* start *

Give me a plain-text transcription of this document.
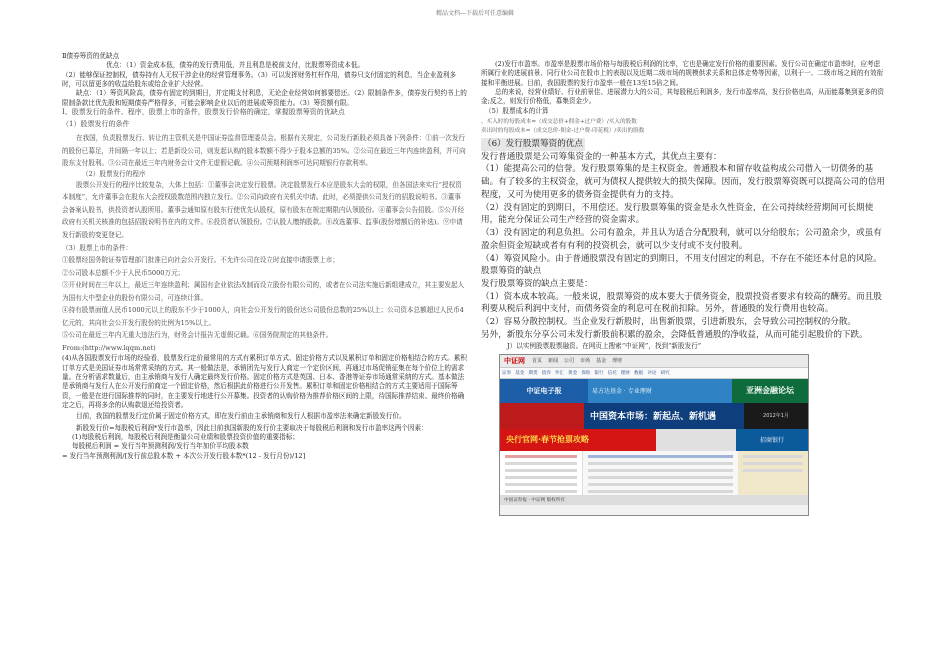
精品文档---下载后可任意编辑

Ⅱ债券筹资的优缺点

优点：（1）资金成本低，债券的发行费用低，并且利息是税前支付，比股票筹资成本低。

（2）能够保证控制权，债券持有人无权干涉企业的经营管理事务。（3）可以发挥财务杠杆作用，债券只支付固定的利息，当企业盈利多时，可以留更多的收益给股东或给企业扩大经营。

缺点：（1）筹资风险高，债券有固定的到期日，并定期支付利息，无论企业经营如何都要偿还。（2）限制条件多，债券发行契约书上的限制条款比优先股和短期债券严格得多，可能会影响企业以后的进展或筹资能力。（3）筹资额有限。

Ⅰ、股票发行的条件、程序，股票上市的条件，股票发行价格的确定，掌握股票筹资的优缺点

（1）股票发行的条件

在我国，负责股票发行、转让的主管机关是中国证券监督管理委员会。根据有关规定，公司发行新股必须具备下列条件：①前一次发行的股份已募足，并间隔一年以上；若是新设公司，则发起认购的股本数额不得少于股本总额的35%。②公司在最近三年内连续盈利，并可向股东支付股利。③公司在最近三年内财务会计文件无虚假记载。④公司预期利润率可达同期银行存款利率。

（2）股票发行的程序

股票公开发行的程序比较复杂，大体上包括：①董事会决定发行股票。决定股票发行本应是股东大会的权限，但各国法来实行“授权资本制度”，允许董事会在股东大会授权股数范围内独立发行。②公司向政府有关机关申请。此时，必须提供公司发行的招股说明书。③董事会备案认股书，供投资者认股所用。董事会通知原有股东行使优先认股权，原有股东在规定期限内认领股份。④董事会公告招股。⑤公开经政府有关机关核准的包括招股说明书在内的文件。⑥投资者认领股份。⑦认股人缴纳股款。⑧改选董事、监事(股份增额后的补选)。⑨申请发行新股的变更登记。

（3）股票上市的条件：

①股票经国务院证券管理部门批准已向社会公开发行。不允许公司在设立时直接申请股票上市；

②公司股本总额不少于人民币5000万元；

③开业时间在三年以上，最近三年连续盈利；属国有企业依法改制而设立股份有限公司的，或者在公司法实施后新组建成立，其主要发起人为国有大中型企业的股份有限公司，可连续计算。

④持有股票面值人民币1000元以上的股东不少于1000人，向社会公开发行的股份达公司股份总数的25%以上；公司资本总额超过人民币4亿元的，其向社会公开发行股份的比例为15%以上。

⑤公司在最近三年内无重大违法行为，财务会计报告无虚假记载。⑥国务院规定的其他条件。

From:(http://www.lqqm.net)

(4)从各国股票发行市场的经验看，股票发行定价最常用的方式有累积订单方式、固定价格方式以及累积订单和固定价格相结合的方式。累积订单方式是美国证券市场常常采纳的方式。其一般做法是，承销团先与发行人商定一个定价区间，再通过市场促销征集在每个价位上的需求量。在分析需求数量后，由主承销商与发行人确定最终发行价格。固定价格方式是英国、日本、香港等证券市场通常采纳的方式。基本做法是承销商与发行人在公开发行前商定一个固定价格，然后根据此价格进行公开发售。累积订单和固定价格相结合的方式主要适用于国际筹资，一般是在进行国际推荐的同时，在主要发行地进行公开募集。投资者的认购价格为推荐价格区间的上限，待国际推荐结束、最终价格确定之后，再将多余的认购款退还给投资者。

目前，我国的股票发行定价属于固定价格方式，即在发行前由主承销商和发行人根据市盈率法来确定新股发行价。

新股发行价=每股税后利润*发行市盈率，因此目前我国新股的发行价主要取决于每股税后利润和发行市盈率这两个因素：

(1)每股税后利润，每股税后利润是衡量公司业绩和股票投资价值的重要指标；

每股税后利润 = 发行当年预测利润/发行当年加价平均股本数

= 发行当年预测利润/[发行前总股本数 + 本次公开发行股本数*(12 - 发行月份)/12]

(2)发行市盈率。市盈率是股票市场价格与每股税后利润的比率，它也是确定发行价格的重要因素。发行公司在确定市盈率时，应考虑所属行业的进展前景、同行业公司在股市上的表现以及近期二级市场的规模供求关系和总体走势等因素，以利于一、二级市场之间的有效衔接和平衡进展。目前，我国股票的发行市盈率一般在13至15倍之间。

总的来说，经营业绩好、行业前景佳、进展潜力大的公司，其每股税后利润多，发行市盈率高，发行价格也高，从而能募集到更多的资金;反之，则发行价格低，募集资金少。

（5）股票成本的计算

，买入时的每股成本=（成交总价+佣金+过户费）/买入的股数

卖出时的每股成本=（成交总价-佣金-过户费-印花税）/卖出的股数

（6）发行股票筹资的优点

发行普通股票是公司筹集资金的一种基本方式，其优点主要有：

（1）能提高公司的信誉。发行股票筹集的是主权资金。普通股本和留存收益构成公司借入一切债务的基础。有了较多的主权资金，就可为债权人提供较大的损失保障。因而，发行股票筹资既可以提高公司的信用程度，又可为使用更多的债务资金提供有力的支持。

（2）没有固定的到期日，不用偿还。发行股票筹集的资金是永久性资金，在公司持续经营期间可长期使用，能充分保证公司生产经营的资金需求。

（3）没有固定的利息负担。公司有盈余，并且认为适合分配股利，就可以分给股东；公司盈余少，或虽有盈余但资金短缺或者有有利的投资机会，就可以少支付或不支付股利。

（4）筹资风险小。由于普通股票没有固定的到期日，不用支付固定的利息，不存在不能还本付息的风险。

股票筹资的缺点

发行股票筹资的缺点主要是：

（1）资本成本较高。一般来说，股票筹资的成本要大于债务资金，股票投资者要求有较高的酬劳。而且股利要从税后利润中支付，而债务资金的利息可在税前扣除。另外，普通股的发行费用也较高。

（2）容易分散控制权。当企业发行新股时，出售新股票，引进新股东，会导致公司控制权的分散。

另外，新股东分享公司未发行新股前积累的盈余，会降低普通股的净收益，从而可能引起股价的下跌。

J）以实例股票股票融资。在网页上搜索“中证网”，找到“新股发行”

中证网	首页	新闻	公司	市场	基金	理财
证券 基金 期货 债券 外汇 黄金 保险 银行 信托 理财 数据 评论 研究
中证电子报	易方达基金 · 专业理财	亚洲金融论坛
中国资本市场：新起点、新机遇	2012年1月
央行官网·春节抢票攻略	招商银行
中国证券报 · 中证网 版权所有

* end *

Short task :: Locate and copy each line in the data above that includes the word "发行当年预测利润".

The output ::
每股税后利润 = 发行当年预测利润/发行当年加价平均股本数
= 发行当年预测利润/[发行前总股本数 + 本次公开发行股本数*(12 - 发行月份)/12]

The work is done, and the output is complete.